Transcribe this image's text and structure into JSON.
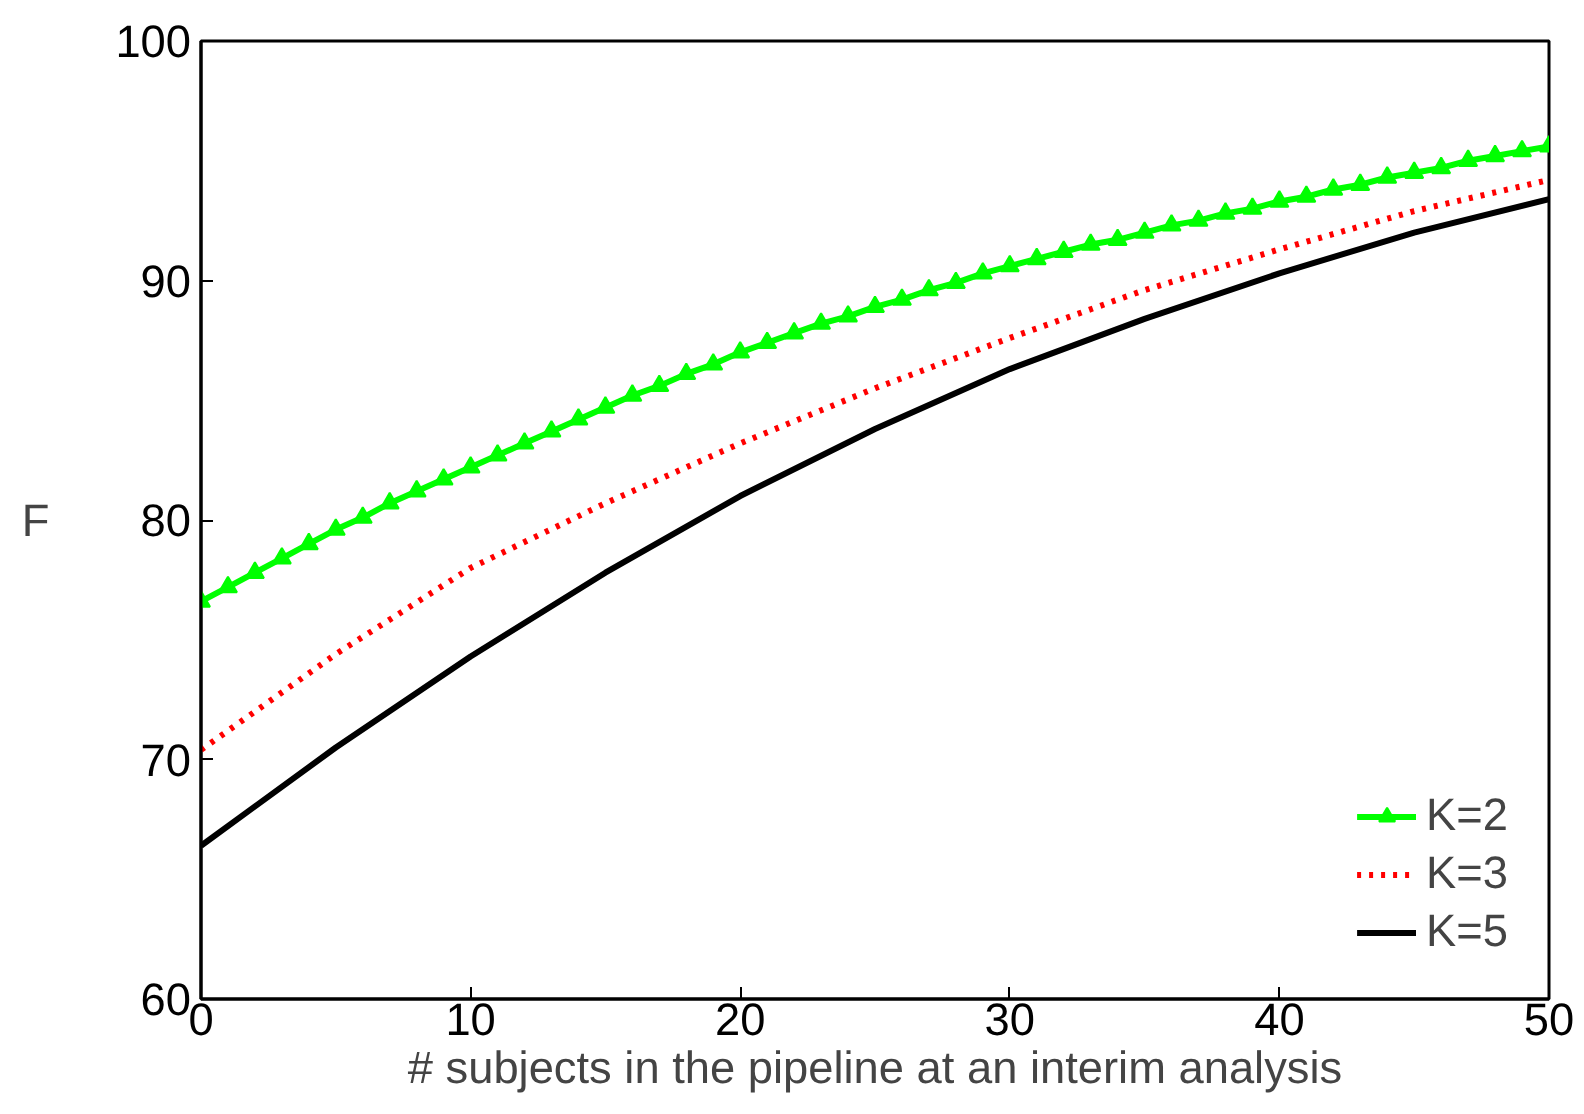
{
  "chart_data": {
    "type": "line",
    "xlabel": "# subjects in the pipeline at an interim analysis",
    "ylabel": "F",
    "xlim": [
      0,
      50
    ],
    "xticks": [
      0,
      10,
      20,
      30,
      40,
      50
    ],
    "ylim": [
      60,
      100
    ],
    "yticks": [
      60,
      70,
      80,
      90,
      100
    ],
    "grid": false,
    "legend": "bottom right",
    "series": [
      {
        "name": "K=2",
        "color": "#00ff00",
        "marker": "triangle",
        "line_style": "solid",
        "x": [
          0,
          1,
          2,
          3,
          4,
          5,
          6,
          7,
          8,
          9,
          10,
          11,
          12,
          13,
          14,
          15,
          16,
          17,
          18,
          19,
          20,
          21,
          22,
          23,
          24,
          25,
          26,
          27,
          28,
          29,
          30,
          31,
          32,
          33,
          34,
          35,
          36,
          37,
          38,
          39,
          40,
          41,
          42,
          43,
          44,
          45,
          46,
          47,
          48,
          49,
          50
        ],
        "values": [
          76.6,
          77.2,
          77.8,
          78.4,
          79.0,
          79.6,
          80.1,
          80.7,
          81.2,
          81.7,
          82.2,
          82.7,
          83.2,
          83.7,
          84.2,
          84.7,
          85.2,
          85.6,
          86.1,
          86.5,
          87.0,
          87.4,
          87.8,
          88.2,
          88.5,
          88.9,
          89.2,
          89.6,
          89.9,
          90.3,
          90.6,
          90.9,
          91.2,
          91.5,
          91.7,
          92.0,
          92.3,
          92.5,
          92.8,
          93.0,
          93.3,
          93.5,
          93.8,
          94.0,
          94.3,
          94.5,
          94.7,
          95.0,
          95.2,
          95.4,
          95.6
        ]
      },
      {
        "name": "K=3",
        "color": "#ff0000",
        "marker": "none",
        "line_style": "dotted",
        "x": [
          0,
          5,
          10,
          15,
          20,
          25,
          30,
          35,
          40,
          45,
          50
        ],
        "values": [
          70.4,
          74.4,
          78.0,
          80.7,
          83.2,
          85.5,
          87.6,
          89.6,
          91.3,
          92.9,
          94.2
        ]
      },
      {
        "name": "K=5",
        "color": "#000000",
        "marker": "none",
        "line_style": "solid",
        "x": [
          0,
          5,
          10,
          15,
          20,
          25,
          30,
          35,
          40,
          45,
          50
        ],
        "values": [
          66.4,
          70.5,
          74.3,
          77.8,
          81.0,
          83.8,
          86.3,
          88.4,
          90.3,
          92.0,
          93.4
        ]
      }
    ]
  }
}
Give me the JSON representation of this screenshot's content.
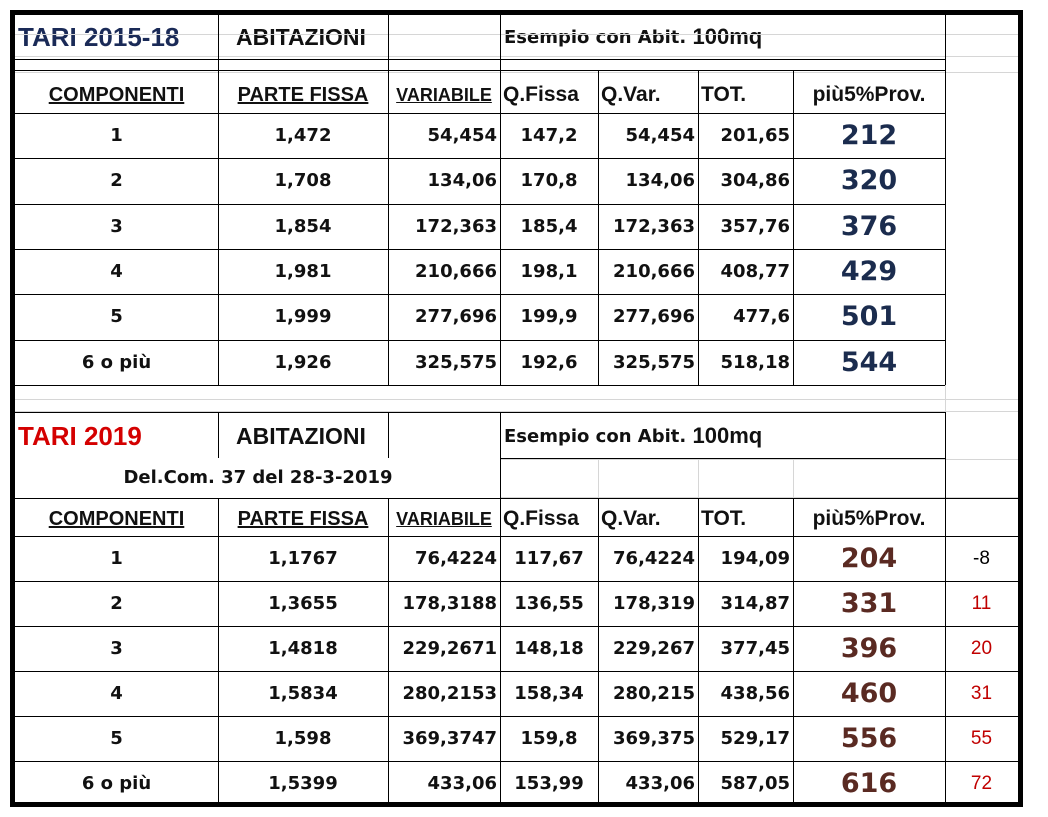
{
  "colors": {
    "title2015": "#1a2a57",
    "title2019": "#d40000",
    "total2015": "#1b2c4e",
    "total2019": "#5a2a22",
    "diff_positive": "#c00000",
    "diff_negative": "#000000"
  },
  "section2015": {
    "title": "TARI 2015-18",
    "type": "ABITAZIONI",
    "example_prefix": "Esempio con Abit.",
    "example_size": "100mq",
    "headers": [
      "COMPONENTI",
      "PARTE FISSA",
      "VARIABILE",
      "Q.Fissa",
      "Q.Var.",
      "TOT.",
      "più5%Prov."
    ],
    "rows": [
      [
        "1",
        "1,472",
        "54,454",
        "147,2",
        "54,454",
        "201,65",
        "212"
      ],
      [
        "2",
        "1,708",
        "134,06",
        "170,8",
        "134,06",
        "304,86",
        "320"
      ],
      [
        "3",
        "1,854",
        "172,363",
        "185,4",
        "172,363",
        "357,76",
        "376"
      ],
      [
        "4",
        "1,981",
        "210,666",
        "198,1",
        "210,666",
        "408,77",
        "429"
      ],
      [
        "5",
        "1,999",
        "277,696",
        "199,9",
        "277,696",
        "477,6",
        "501"
      ],
      [
        "6 o più",
        "1,926",
        "325,575",
        "192,6",
        "325,575",
        "518,18",
        "544"
      ]
    ]
  },
  "section2019": {
    "title": "TARI 2019",
    "type": "ABITAZIONI",
    "example_prefix": "Esempio con Abit.",
    "example_size": "100mq",
    "note": "Del.Com. 37 del 28-3-2019",
    "headers": [
      "COMPONENTI",
      "PARTE FISSA",
      "VARIABILE",
      "Q.Fissa",
      "Q.Var.",
      "TOT.",
      "più5%Prov."
    ],
    "rows": [
      [
        "1",
        "1,1767",
        "76,4224",
        "117,67",
        "76,4224",
        "194,09",
        "204",
        "-8"
      ],
      [
        "2",
        "1,3655",
        "178,3188",
        "136,55",
        "178,319",
        "314,87",
        "331",
        "11"
      ],
      [
        "3",
        "1,4818",
        "229,2671",
        "148,18",
        "229,267",
        "377,45",
        "396",
        "20"
      ],
      [
        "4",
        "1,5834",
        "280,2153",
        "158,34",
        "280,215",
        "438,56",
        "460",
        "31"
      ],
      [
        "5",
        "1,598",
        "369,3747",
        "159,8",
        "369,375",
        "529,17",
        "556",
        "55"
      ],
      [
        "6 o più",
        "1,5399",
        "433,06",
        "153,99",
        "433,06",
        "587,05",
        "616",
        "72"
      ]
    ]
  }
}
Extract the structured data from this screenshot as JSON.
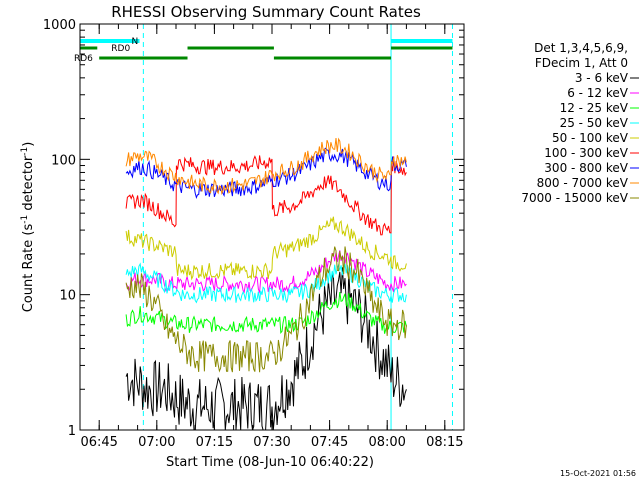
{
  "chart_data": {
    "type": "line",
    "title": "RHESSI Observing Summary Count Rates",
    "xlabel": "Start Time (08-Jun-10 06:40:22)",
    "ylabel_main": "Count Rate (s",
    "ylabel_sup1": "-1",
    "ylabel_mid": " detector",
    "ylabel_sup2": "-1",
    "ylabel_end": ")",
    "x_unit": "minutes after 06:40",
    "xlim": [
      0,
      100
    ],
    "ylim": [
      1,
      1000
    ],
    "yscale": "log",
    "x_ticks": [
      {
        "value": 5,
        "label": "06:45"
      },
      {
        "value": 20,
        "label": "07:00"
      },
      {
        "value": 35,
        "label": "07:15"
      },
      {
        "value": 50,
        "label": "07:30"
      },
      {
        "value": 65,
        "label": "07:45"
      },
      {
        "value": 80,
        "label": "08:00"
      },
      {
        "value": 95,
        "label": "08:15"
      }
    ],
    "y_ticks": [
      {
        "value": 1,
        "label": "1"
      },
      {
        "value": 10,
        "label": "10"
      },
      {
        "value": 100,
        "label": "100"
      },
      {
        "value": 1000,
        "label": "1000"
      }
    ],
    "legend_header": [
      "Det 1,3,4,5,6,9,",
      "FDecim 1, Att 0"
    ],
    "legend_position": "right",
    "series": [
      {
        "name": "3 - 6 keV",
        "color": "#000000",
        "x": [
          12,
          14,
          16,
          18,
          20,
          22,
          24,
          27,
          30,
          33,
          35,
          36,
          40,
          44,
          48,
          50,
          52,
          55,
          58,
          60,
          62,
          64,
          66,
          68,
          70,
          72,
          74,
          76,
          78,
          80,
          81,
          82,
          84,
          85
        ],
        "y": [
          2.5,
          2.3,
          2.2,
          2.0,
          2.0,
          2.0,
          1.8,
          1.6,
          1.5,
          1.5,
          1.5,
          1.5,
          1.5,
          1.5,
          1.5,
          1.5,
          1.8,
          2.3,
          3.2,
          4.8,
          6.5,
          8.0,
          9.2,
          9.8,
          9.2,
          8.0,
          6.5,
          5.0,
          3.8,
          3.0,
          2.5,
          2.4,
          2.2,
          2.0
        ]
      },
      {
        "name": "6 - 12 keV",
        "color": "#ff00ff",
        "x": [
          12,
          14,
          16,
          18,
          20,
          22,
          24,
          27,
          30,
          33,
          35,
          36,
          40,
          44,
          48,
          50,
          52,
          55,
          58,
          60,
          62,
          64,
          66,
          68,
          70,
          72,
          74,
          76,
          78,
          80,
          81,
          82,
          84,
          85
        ],
        "y": [
          12,
          13,
          13,
          13,
          13,
          12,
          12,
          12,
          12,
          12,
          12,
          12,
          12,
          12,
          12,
          12,
          12,
          12,
          13,
          14,
          15,
          17,
          19,
          20,
          19,
          17,
          15,
          14,
          13,
          12,
          12,
          12,
          12,
          12
        ]
      },
      {
        "name": "12 - 25 keV",
        "color": "#00ff00",
        "x": [
          12,
          14,
          16,
          18,
          20,
          22,
          24,
          27,
          30,
          33,
          35,
          36,
          40,
          44,
          48,
          50,
          52,
          55,
          58,
          60,
          62,
          64,
          66,
          68,
          70,
          72,
          74,
          76,
          78,
          80,
          81,
          82,
          84,
          85
        ],
        "y": [
          6.5,
          7,
          7.2,
          7,
          6.8,
          6.5,
          6.2,
          6,
          6,
          6,
          6,
          6,
          6,
          6,
          6,
          6,
          6,
          6,
          6.2,
          6.8,
          7.5,
          8.3,
          9,
          9.3,
          9,
          8.2,
          7.2,
          6.5,
          6,
          5.8,
          5.8,
          5.8,
          5.8,
          5.8
        ]
      },
      {
        "name": "25 - 50 keV",
        "color": "#00ffff",
        "x": [
          12,
          14,
          16,
          18,
          20,
          22,
          24,
          27,
          30,
          33,
          35,
          36,
          40,
          44,
          48,
          50,
          52,
          55,
          58,
          60,
          62,
          64,
          66,
          68,
          70,
          72,
          74,
          76,
          78,
          80,
          81,
          82,
          84,
          85
        ],
        "y": [
          14,
          15,
          15,
          14,
          13,
          12,
          11,
          10,
          10,
          10,
          10,
          10,
          10,
          10,
          10,
          10,
          10,
          10,
          10.5,
          11,
          12,
          13.5,
          14.5,
          15,
          14.5,
          13.5,
          12,
          11,
          10.5,
          10,
          10,
          10,
          10,
          10
        ]
      },
      {
        "name": "50 - 100 keV",
        "color": "#cccc00",
        "x": [
          12,
          14,
          16,
          18,
          20,
          22,
          24,
          25,
          25.1,
          27,
          30,
          33,
          35,
          36,
          40,
          44,
          48,
          50,
          50.1,
          52,
          55,
          58,
          60,
          62,
          64,
          66,
          68,
          70,
          72,
          74,
          76,
          78,
          80,
          81,
          81.1,
          82,
          84,
          85
        ],
        "y": [
          27,
          26,
          25,
          24,
          23,
          22,
          21,
          21,
          15,
          15,
          15,
          15,
          15,
          15,
          15,
          15,
          15,
          15,
          20,
          21,
          22,
          24,
          26,
          28,
          31,
          33,
          32,
          29,
          26,
          23,
          21,
          20,
          19,
          18,
          18,
          17,
          17,
          17
        ]
      },
      {
        "name": "100 - 300 keV",
        "color": "#ff0000",
        "x": [
          12,
          14,
          16,
          18,
          20,
          22,
          24,
          25,
          25.1,
          27,
          30,
          33,
          35,
          36,
          40,
          44,
          48,
          50,
          50.1,
          52,
          55,
          58,
          60,
          62,
          64,
          66,
          68,
          70,
          72,
          74,
          76,
          78,
          80,
          81,
          81.1,
          82,
          84,
          85
        ],
        "y": [
          46,
          49,
          50,
          47,
          43,
          39,
          35,
          33,
          95,
          93,
          90,
          88,
          88,
          88,
          88,
          90,
          95,
          100,
          42,
          43,
          45,
          50,
          56,
          63,
          68,
          65,
          58,
          50,
          43,
          38,
          34,
          31,
          30,
          29,
          95,
          90,
          85,
          80
        ]
      },
      {
        "name": "300 - 800 keV",
        "color": "#0000ff",
        "x": [
          12,
          14,
          16,
          18,
          20,
          22,
          24,
          27,
          30,
          33,
          35,
          36,
          40,
          44,
          48,
          50,
          52,
          55,
          58,
          60,
          62,
          64,
          66,
          68,
          70,
          72,
          74,
          76,
          78,
          80,
          81,
          81.1,
          82,
          84,
          85
        ],
        "y": [
          80,
          86,
          88,
          84,
          78,
          72,
          66,
          62,
          60,
          60,
          60,
          60,
          60,
          62,
          66,
          70,
          72,
          76,
          84,
          92,
          100,
          107,
          110,
          107,
          100,
          90,
          82,
          74,
          69,
          66,
          65,
          95,
          92,
          90,
          88
        ]
      },
      {
        "name": "800 - 7000 keV",
        "color": "#ff8800",
        "x": [
          12,
          14,
          16,
          18,
          20,
          22,
          24,
          27,
          30,
          33,
          35,
          36,
          40,
          44,
          48,
          50,
          52,
          55,
          58,
          60,
          62,
          64,
          66,
          68,
          70,
          72,
          74,
          76,
          78,
          80,
          81,
          81.1,
          82,
          84,
          85
        ],
        "y": [
          98,
          104,
          106,
          101,
          93,
          85,
          77,
          70,
          66,
          64,
          64,
          64,
          64,
          66,
          72,
          78,
          81,
          86,
          95,
          106,
          116,
          124,
          127,
          123,
          114,
          102,
          92,
          83,
          77,
          74,
          72,
          102,
          100,
          97,
          95
        ]
      },
      {
        "name": "7000 - 15000 keV",
        "color": "#888800",
        "x": [
          12,
          14,
          16,
          18,
          20,
          22,
          24,
          27,
          30,
          33,
          35,
          36,
          40,
          44,
          48,
          50,
          52,
          55,
          58,
          60,
          62,
          64,
          66,
          68,
          70,
          72,
          74,
          76,
          78,
          80,
          81,
          82,
          84,
          85
        ],
        "y": [
          11,
          12,
          11,
          10,
          8,
          6,
          5,
          4,
          3.5,
          3.5,
          3.5,
          3.5,
          3.5,
          3.5,
          3.5,
          3.5,
          4,
          5,
          7,
          9.5,
          12.5,
          15.5,
          17.5,
          18,
          17,
          14.5,
          11.5,
          9,
          7.3,
          6.3,
          6,
          6,
          6,
          6
        ]
      }
    ],
    "annotations": {
      "night": {
        "label": "N",
        "color": "#00ffff",
        "segments": [
          [
            0,
            15.5
          ],
          [
            81,
            97
          ]
        ]
      },
      "rd0": {
        "label": "RD0",
        "color": "#008800",
        "segments": [
          [
            0,
            4.5
          ],
          [
            28,
            50.5
          ],
          [
            81,
            97
          ]
        ]
      },
      "rd6": {
        "label": "RD6",
        "color": "#008800",
        "segments": [
          [
            5,
            28
          ],
          [
            50.5,
            81
          ]
        ]
      },
      "solid_lines": [
        0,
        81
      ],
      "dashed_lines": [
        16.5,
        97
      ]
    }
  },
  "footer": {
    "timestamp": "15-Oct-2021 01:56"
  }
}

## What the task asks
Scan the material for lines with the word "this", and copy each line you find.

## In response
Transcribe this image's text and structure into JSON.
Give me the JSON representation of this screenshot's content.
Extract the structured data from this screenshot as JSON.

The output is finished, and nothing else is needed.